*Written problem*
Everything in the listing except the pictures should be written out exactly.

[Dataset items]
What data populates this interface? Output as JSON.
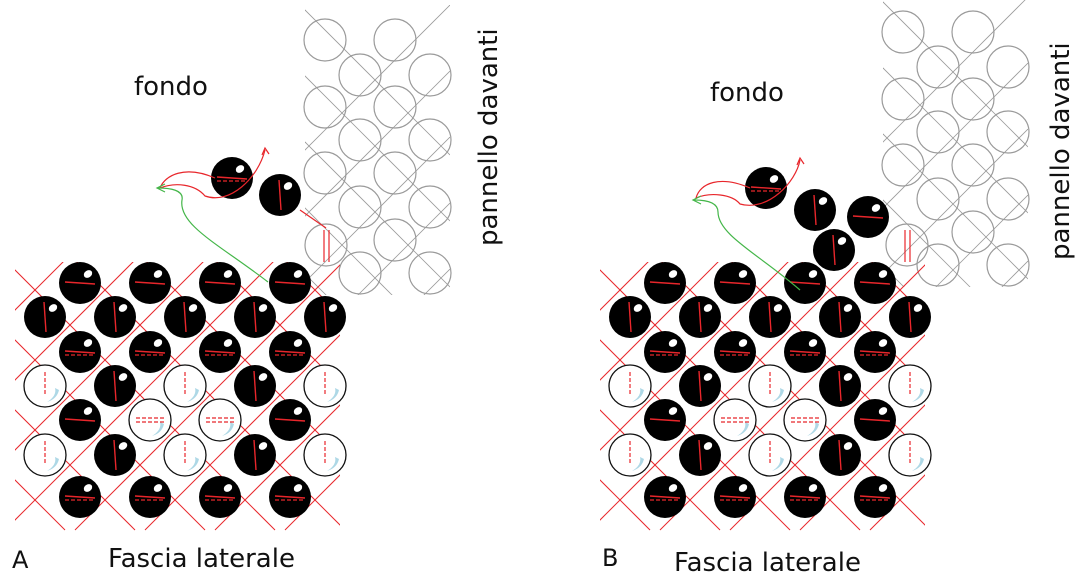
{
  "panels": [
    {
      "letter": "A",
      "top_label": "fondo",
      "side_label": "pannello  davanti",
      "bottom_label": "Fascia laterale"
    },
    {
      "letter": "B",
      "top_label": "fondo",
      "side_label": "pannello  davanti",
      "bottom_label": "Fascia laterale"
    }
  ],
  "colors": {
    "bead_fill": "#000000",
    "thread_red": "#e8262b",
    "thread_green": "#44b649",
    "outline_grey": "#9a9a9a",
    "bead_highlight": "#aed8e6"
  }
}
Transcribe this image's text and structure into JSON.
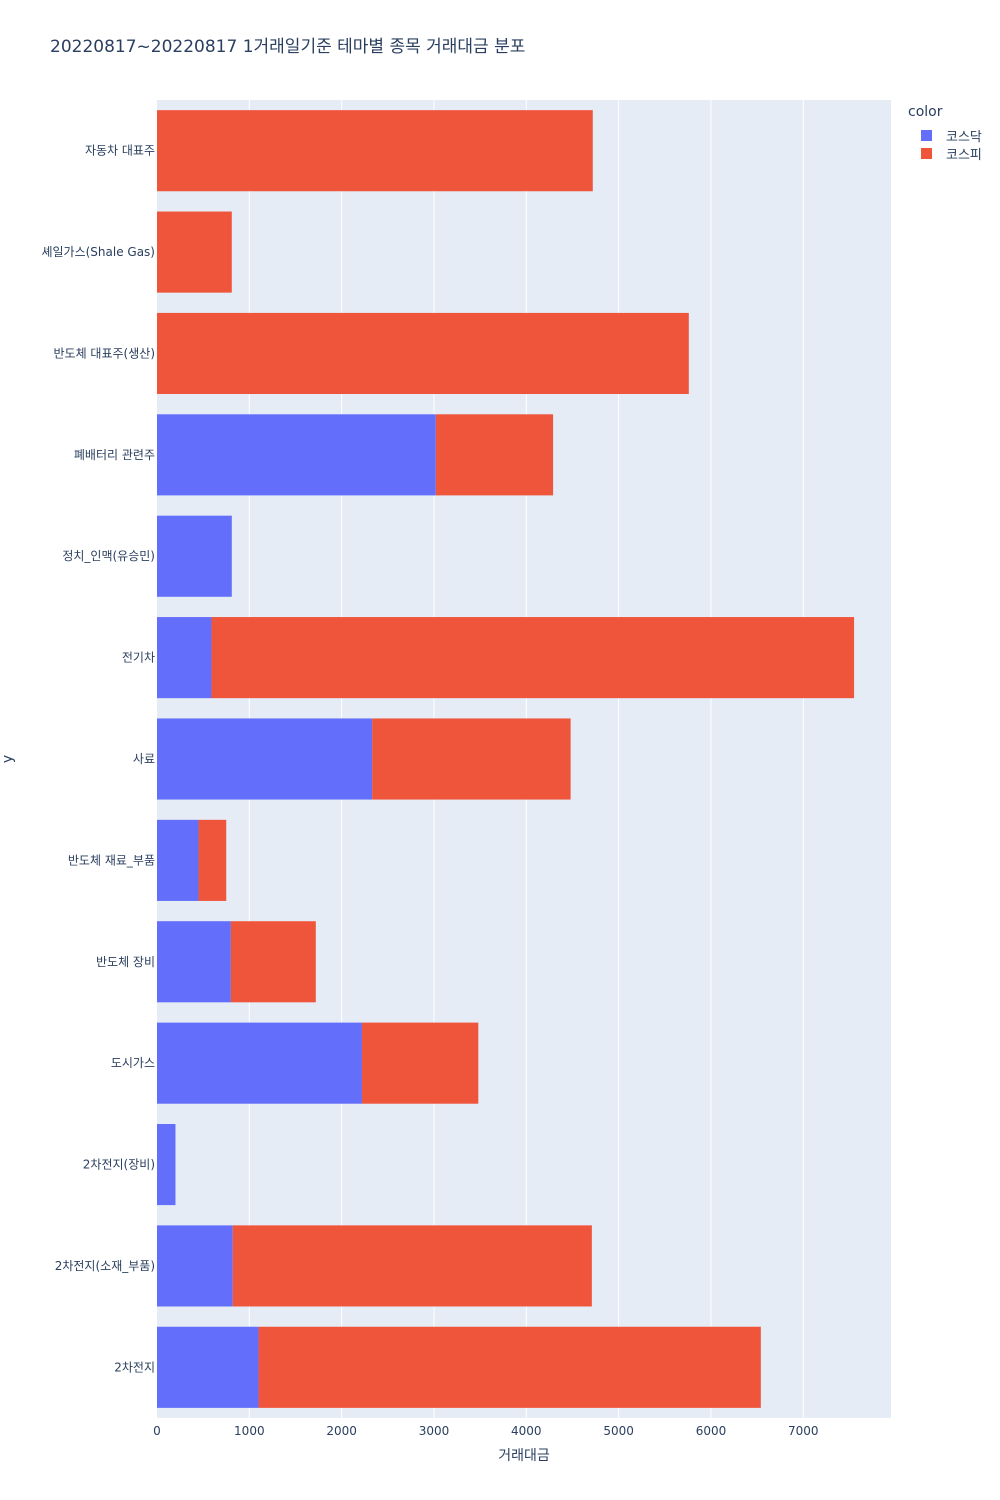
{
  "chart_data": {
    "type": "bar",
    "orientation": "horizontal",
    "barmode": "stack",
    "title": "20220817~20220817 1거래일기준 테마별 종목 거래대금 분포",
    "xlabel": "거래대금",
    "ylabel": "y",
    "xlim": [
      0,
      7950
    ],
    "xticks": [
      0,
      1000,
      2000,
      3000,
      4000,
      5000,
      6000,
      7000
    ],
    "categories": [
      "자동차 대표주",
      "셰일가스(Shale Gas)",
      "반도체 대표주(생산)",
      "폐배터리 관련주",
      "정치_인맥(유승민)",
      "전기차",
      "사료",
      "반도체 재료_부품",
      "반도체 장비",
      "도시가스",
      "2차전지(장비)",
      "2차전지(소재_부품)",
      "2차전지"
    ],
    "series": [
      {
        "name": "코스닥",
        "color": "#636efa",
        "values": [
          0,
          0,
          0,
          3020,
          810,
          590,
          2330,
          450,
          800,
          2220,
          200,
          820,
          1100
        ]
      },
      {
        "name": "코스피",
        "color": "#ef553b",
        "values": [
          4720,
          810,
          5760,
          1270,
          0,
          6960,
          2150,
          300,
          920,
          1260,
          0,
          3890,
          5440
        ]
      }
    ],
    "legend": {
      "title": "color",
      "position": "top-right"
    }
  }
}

*Solved exercise*
What data populates this interface? Output as JSON.
{
  "panels": [
    {
      "letter": "A",
      "top_label": "fondo",
      "side_label": "pannello  davanti",
      "bottom_label": "Fascia laterale"
    },
    {
      "letter": "B",
      "top_label": "fondo",
      "side_label": "pannello  davanti",
      "bottom_label": "Fascia laterale"
    }
  ],
  "colors": {
    "bead_fill": "#000000",
    "thread_red": "#e8262b",
    "thread_green": "#44b649",
    "outline_grey": "#9a9a9a",
    "bead_highlight": "#aed8e6"
  }
}
Transcribe this image's text and structure into JSON.
{
  "chart_data": {
    "type": "bar",
    "orientation": "horizontal",
    "barmode": "stack",
    "title": "20220817~20220817 1거래일기준 테마별 종목 거래대금 분포",
    "xlabel": "거래대금",
    "ylabel": "y",
    "xlim": [
      0,
      7950
    ],
    "xticks": [
      0,
      1000,
      2000,
      3000,
      4000,
      5000,
      6000,
      7000
    ],
    "categories": [
      "자동차 대표주",
      "셰일가스(Shale Gas)",
      "반도체 대표주(생산)",
      "폐배터리 관련주",
      "정치_인맥(유승민)",
      "전기차",
      "사료",
      "반도체 재료_부품",
      "반도체 장비",
      "도시가스",
      "2차전지(장비)",
      "2차전지(소재_부품)",
      "2차전지"
    ],
    "series": [
      {
        "name": "코스닥",
        "color": "#636efa",
        "values": [
          0,
          0,
          0,
          3020,
          810,
          590,
          2330,
          450,
          800,
          2220,
          200,
          820,
          1100
        ]
      },
      {
        "name": "코스피",
        "color": "#ef553b",
        "values": [
          4720,
          810,
          5760,
          1270,
          0,
          6960,
          2150,
          300,
          920,
          1260,
          0,
          3890,
          5440
        ]
      }
    ],
    "legend": {
      "title": "color",
      "position": "top-right"
    }
  }
}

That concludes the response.